* START RECORDS SUPPLIED *
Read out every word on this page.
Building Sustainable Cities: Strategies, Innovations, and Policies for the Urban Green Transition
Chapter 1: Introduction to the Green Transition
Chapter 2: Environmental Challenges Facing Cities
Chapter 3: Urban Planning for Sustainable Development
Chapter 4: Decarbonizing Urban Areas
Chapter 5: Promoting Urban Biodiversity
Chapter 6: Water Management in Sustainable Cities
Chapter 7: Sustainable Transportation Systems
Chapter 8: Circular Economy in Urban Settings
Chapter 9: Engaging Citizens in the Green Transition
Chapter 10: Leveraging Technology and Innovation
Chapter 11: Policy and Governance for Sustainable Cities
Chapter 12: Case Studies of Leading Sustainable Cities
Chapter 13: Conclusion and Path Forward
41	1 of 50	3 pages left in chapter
* END RECORDS SUPPLIED *
OBJECTIVE —
Extract all the entries word for word.

TASK RESPONSE —
Read out every word on this page.
Building Sustainable Cities: Strategies, Innovations, and Policies for the Urban Green Transition
Chapter 1: Introduction to the Green Transition
Chapter 2: Environmental Challenges Facing Cities
Chapter 3: Urban Planning for Sustainable Development
Chapter 4: Decarbonizing Urban Areas
Chapter 5: Promoting Urban Biodiversity
Chapter 6: Water Management in Sustainable Cities
Chapter 7: Sustainable Transportation Systems
Chapter 8: Circular Economy in Urban Settings
Chapter 9: Engaging Citizens in the Green Transition
Chapter 10: Leveraging Technology and Innovation
Chapter 11: Policy and Governance for Sustainable Cities
Chapter 12: Case Studies of Leading Sustainable Cities
Chapter 13: Conclusion and Path Forward
41	1 of 50	3 pages left in chapter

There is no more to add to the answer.